Problem to work on: Your task is to extract every line from the material below exactly.
↓
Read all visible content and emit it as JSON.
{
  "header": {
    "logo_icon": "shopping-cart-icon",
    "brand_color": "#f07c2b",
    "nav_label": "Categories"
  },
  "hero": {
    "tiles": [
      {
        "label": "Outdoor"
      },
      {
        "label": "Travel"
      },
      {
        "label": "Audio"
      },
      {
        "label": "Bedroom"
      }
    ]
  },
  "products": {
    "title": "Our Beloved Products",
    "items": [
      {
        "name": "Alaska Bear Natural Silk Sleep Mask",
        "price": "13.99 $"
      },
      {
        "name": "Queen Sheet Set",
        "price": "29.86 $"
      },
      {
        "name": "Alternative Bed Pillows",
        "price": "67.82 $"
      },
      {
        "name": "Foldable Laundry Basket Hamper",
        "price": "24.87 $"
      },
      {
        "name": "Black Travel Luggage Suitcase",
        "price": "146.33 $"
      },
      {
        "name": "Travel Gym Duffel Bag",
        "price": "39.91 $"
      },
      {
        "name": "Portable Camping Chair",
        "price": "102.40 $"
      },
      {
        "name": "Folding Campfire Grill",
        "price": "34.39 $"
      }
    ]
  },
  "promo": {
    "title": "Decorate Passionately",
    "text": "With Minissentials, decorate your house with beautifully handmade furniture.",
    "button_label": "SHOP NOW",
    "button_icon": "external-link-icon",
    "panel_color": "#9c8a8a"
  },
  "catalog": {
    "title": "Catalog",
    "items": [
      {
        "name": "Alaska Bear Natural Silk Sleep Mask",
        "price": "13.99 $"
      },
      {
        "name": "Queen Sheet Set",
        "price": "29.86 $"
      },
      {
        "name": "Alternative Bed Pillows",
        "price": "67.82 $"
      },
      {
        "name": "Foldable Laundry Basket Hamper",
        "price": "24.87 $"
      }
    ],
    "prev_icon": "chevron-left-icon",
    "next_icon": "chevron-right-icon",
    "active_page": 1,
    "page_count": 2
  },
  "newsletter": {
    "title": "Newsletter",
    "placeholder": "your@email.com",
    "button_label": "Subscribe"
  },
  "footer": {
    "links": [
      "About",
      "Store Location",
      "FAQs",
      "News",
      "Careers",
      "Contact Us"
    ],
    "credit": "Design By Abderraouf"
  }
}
↑
Right answer:
Read all visible content and emit it as JSON.
{
  "header": {
    "logo_icon": "shopping-cart-icon",
    "brand_color": "#f07c2b",
    "nav_label": "Categories"
  },
  "hero": {
    "tiles": [
      {
        "label": "Outdoor"
      },
      {
        "label": "Travel"
      },
      {
        "label": "Audio"
      },
      {
        "label": "Bedroom"
      }
    ]
  },
  "products": {
    "title": "Our Beloved Products",
    "items": [
      {
        "name": "Alaska Bear Natural Silk Sleep Mask",
        "price": "13.99 $"
      },
      {
        "name": "Queen Sheet Set",
        "price": "29.86 $"
      },
      {
        "name": "Alternative Bed Pillows",
        "price": "67.82 $"
      },
      {
        "name": "Foldable Laundry Basket Hamper",
        "price": "24.87 $"
      },
      {
        "name": "Black Travel Luggage Suitcase",
        "price": "146.33 $"
      },
      {
        "name": "Travel Gym Duffel Bag",
        "price": "39.91 $"
      },
      {
        "name": "Portable Camping Chair",
        "price": "102.40 $"
      },
      {
        "name": "Folding Campfire Grill",
        "price": "34.39 $"
      }
    ]
  },
  "promo": {
    "title": "Decorate Passionately",
    "text": "With Minissentials, decorate your house with beautifully handmade furniture.",
    "button_label": "SHOP NOW",
    "button_icon": "external-link-icon",
    "panel_color": "#9c8a8a"
  },
  "catalog": {
    "title": "Catalog",
    "items": [
      {
        "name": "Alaska Bear Natural Silk Sleep Mask",
        "price": "13.99 $"
      },
      {
        "name": "Queen Sheet Set",
        "price": "29.86 $"
      },
      {
        "name": "Alternative Bed Pillows",
        "price": "67.82 $"
      },
      {
        "name": "Foldable Laundry Basket Hamper",
        "price": "24.87 $"
      }
    ],
    "prev_icon": "chevron-left-icon",
    "next_icon": "chevron-right-icon",
    "active_page": 1,
    "page_count": 2
  },
  "newsletter": {
    "title": "Newsletter",
    "placeholder": "your@email.com",
    "button_label": "Subscribe"
  },
  "footer": {
    "links": [
      "About",
      "Store Location",
      "FAQs",
      "News",
      "Careers",
      "Contact Us"
    ],
    "credit": "Design By Abderraouf"
  }
}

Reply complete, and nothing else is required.